■ Data records:
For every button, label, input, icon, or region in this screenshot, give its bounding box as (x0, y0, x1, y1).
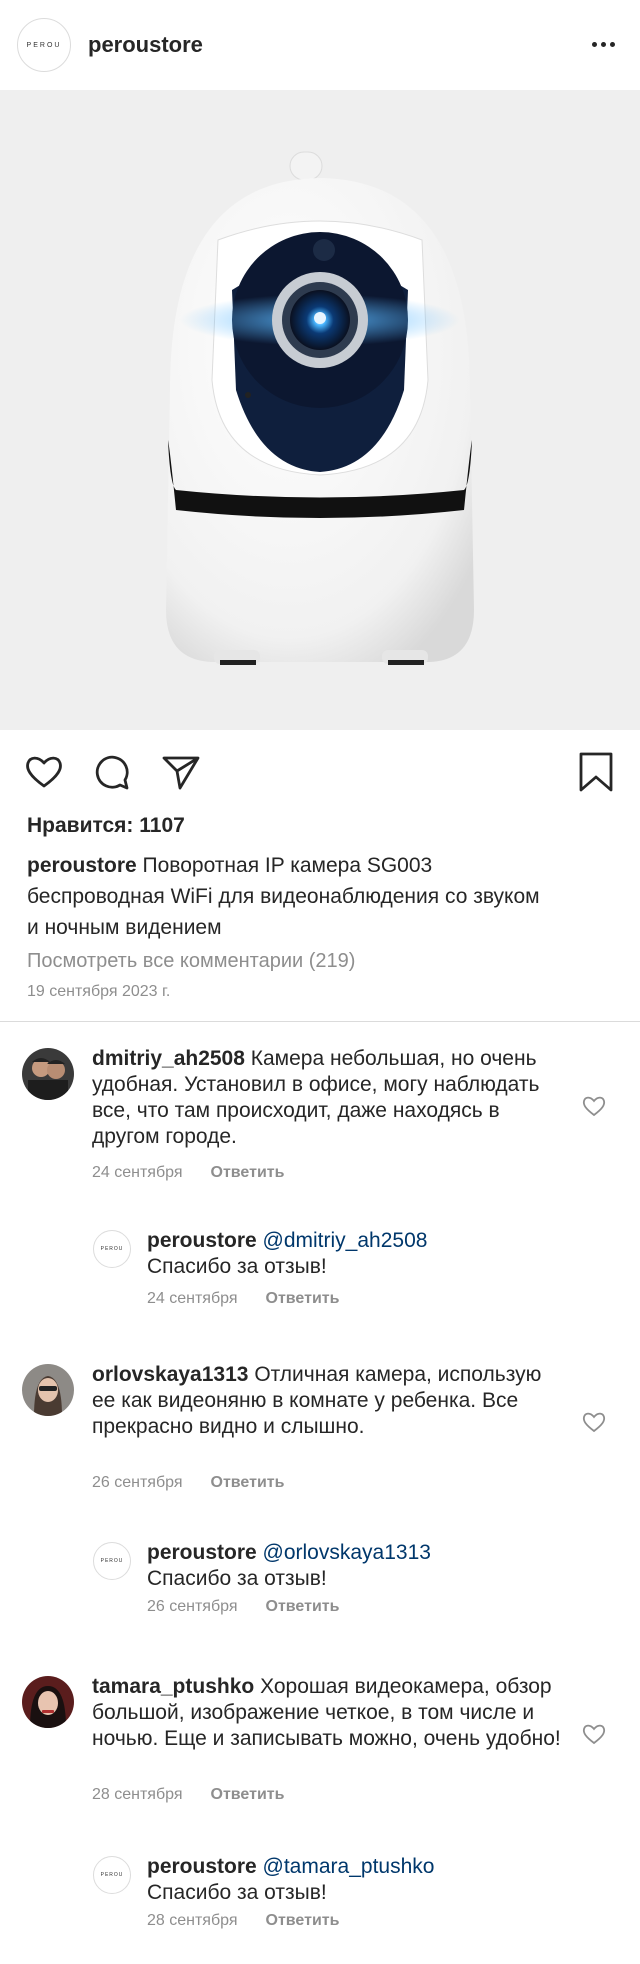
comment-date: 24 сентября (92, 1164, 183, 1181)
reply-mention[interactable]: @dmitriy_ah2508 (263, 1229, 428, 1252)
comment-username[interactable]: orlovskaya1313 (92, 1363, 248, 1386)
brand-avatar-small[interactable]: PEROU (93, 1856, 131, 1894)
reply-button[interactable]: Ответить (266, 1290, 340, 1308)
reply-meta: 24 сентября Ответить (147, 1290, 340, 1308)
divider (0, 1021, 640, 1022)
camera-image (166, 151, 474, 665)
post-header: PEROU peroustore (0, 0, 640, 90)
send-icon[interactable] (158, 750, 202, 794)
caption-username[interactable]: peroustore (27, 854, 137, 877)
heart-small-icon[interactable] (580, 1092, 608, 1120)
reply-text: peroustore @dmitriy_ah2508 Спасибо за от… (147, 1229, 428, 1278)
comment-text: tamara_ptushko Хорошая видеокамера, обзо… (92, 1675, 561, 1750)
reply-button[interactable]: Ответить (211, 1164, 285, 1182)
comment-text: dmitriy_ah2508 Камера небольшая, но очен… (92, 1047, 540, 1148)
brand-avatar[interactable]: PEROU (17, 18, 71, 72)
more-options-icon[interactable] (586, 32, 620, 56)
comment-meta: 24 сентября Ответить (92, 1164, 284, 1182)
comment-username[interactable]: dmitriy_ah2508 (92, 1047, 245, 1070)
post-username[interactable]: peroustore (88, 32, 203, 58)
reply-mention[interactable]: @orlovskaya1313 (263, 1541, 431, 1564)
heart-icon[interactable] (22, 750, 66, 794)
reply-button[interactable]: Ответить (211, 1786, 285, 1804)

■ Directions for this task: Print every line of the records above verbatim, but omit the pictures.

■ Response:
For every button, label, input, icon, or region in this screenshot, give its bounding box as (x0, y0, x1, y1).
comment-date: 24 сентября (92, 1164, 183, 1181)
reply-mention[interactable]: @dmitriy_ah2508 (263, 1229, 428, 1252)
comment-username[interactable]: orlovskaya1313 (92, 1363, 248, 1386)
brand-avatar-small[interactable]: PEROU (93, 1856, 131, 1894)
reply-button[interactable]: Ответить (266, 1290, 340, 1308)
reply-meta: 24 сентября Ответить (147, 1290, 340, 1308)
divider (0, 1021, 640, 1022)
camera-image (166, 151, 474, 665)
post-header: PEROU peroustore (0, 0, 640, 90)
send-icon[interactable] (158, 750, 202, 794)
caption-username[interactable]: peroustore (27, 854, 137, 877)
heart-small-icon[interactable] (580, 1092, 608, 1120)
reply-text: peroustore @dmitriy_ah2508 Спасибо за от… (147, 1229, 428, 1278)
comment-text: tamara_ptushko Хорошая видеокамера, обзо… (92, 1675, 561, 1750)
reply-button[interactable]: Ответить (211, 1164, 285, 1182)
comment-text: dmitriy_ah2508 Камера небольшая, но очен… (92, 1047, 540, 1148)
brand-avatar[interactable]: PEROU (17, 18, 71, 72)
more-options-icon[interactable] (586, 32, 620, 56)
comment-meta: 24 сентября Ответить (92, 1164, 284, 1182)
comment-username[interactable]: dmitriy_ah2508 (92, 1047, 245, 1070)
post-username[interactable]: peroustore (88, 32, 203, 58)
reply-mention[interactable]: @orlovskaya1313 (263, 1541, 431, 1564)
heart-icon[interactable] (22, 750, 66, 794)
reply-button[interactable]: Ответить (211, 1786, 285, 1804)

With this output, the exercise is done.